WORK TO BE COMPLETED:
Set down each entry from the block beneath, exactly as written.
___ GIVEN INFORMATION
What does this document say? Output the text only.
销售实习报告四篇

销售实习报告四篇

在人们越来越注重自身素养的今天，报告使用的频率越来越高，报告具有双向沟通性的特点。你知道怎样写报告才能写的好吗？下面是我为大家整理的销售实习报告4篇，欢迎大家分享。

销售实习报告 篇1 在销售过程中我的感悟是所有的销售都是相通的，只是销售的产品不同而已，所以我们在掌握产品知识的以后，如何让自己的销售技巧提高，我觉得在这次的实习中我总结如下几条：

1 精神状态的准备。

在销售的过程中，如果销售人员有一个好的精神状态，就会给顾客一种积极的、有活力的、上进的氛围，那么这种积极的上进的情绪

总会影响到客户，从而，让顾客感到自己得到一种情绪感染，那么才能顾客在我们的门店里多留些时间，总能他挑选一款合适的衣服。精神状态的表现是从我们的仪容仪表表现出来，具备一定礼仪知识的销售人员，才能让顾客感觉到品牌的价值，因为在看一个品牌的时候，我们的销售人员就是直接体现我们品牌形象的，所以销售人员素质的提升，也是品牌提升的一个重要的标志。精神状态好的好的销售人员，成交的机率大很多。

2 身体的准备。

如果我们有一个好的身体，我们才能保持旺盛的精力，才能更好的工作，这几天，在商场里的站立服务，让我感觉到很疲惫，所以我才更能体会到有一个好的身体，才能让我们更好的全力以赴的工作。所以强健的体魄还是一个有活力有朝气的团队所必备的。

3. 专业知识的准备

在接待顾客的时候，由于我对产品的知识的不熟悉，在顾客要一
______
OUTPUT BELOW:
What does this document say? Output the text only.
销售实习报告四篇

销售实习报告四篇

在人们越来越注重自身素养的今天，报告使用的频率越来越高，报告具有双向沟通性的特点。你知道怎样写报告才能写的好吗？下面是我为大家整理的销售实习报告4篇，欢迎大家分享。

销售实习报告 篇1 在销售过程中我的感悟是所有的销售都是相通的，只是销售的产品不同而已，所以我们在掌握产品知识的以后，如何让自己的销售技巧提高，我觉得在这次的实习中我总结如下几条：

1 精神状态的准备。

在销售的过程中，如果销售人员有一个好的精神状态，就会给顾客一种积极的、有活力的、上进的氛围，那么这种积极的上进的情绪

总会影响到客户，从而，让顾客感到自己得到一种情绪感染，那么才能顾客在我们的门店里多留些时间，总能他挑选一款合适的衣服。精神状态的表现是从我们的仪容仪表表现出来，具备一定礼仪知识的销售人员，才能让顾客感觉到品牌的价值，因为在看一个品牌的时候，我们的销售人员就是直接体现我们品牌形象的，所以销售人员素质的提升，也是品牌提升的一个重要的标志。精神状态好的好的销售人员，成交的机率大很多。

2 身体的准备。

如果我们有一个好的身体，我们才能保持旺盛的精力，才能更好的工作，这几天，在商场里的站立服务，让我感觉到很疲惫，所以我才更能体会到有一个好的身体，才能让我们更好的全力以赴的工作。所以强健的体魄还是一个有活力有朝气的团队所必备的。

3. 专业知识的准备

在接待顾客的时候，由于我对产品的知识的不熟悉，在顾客要一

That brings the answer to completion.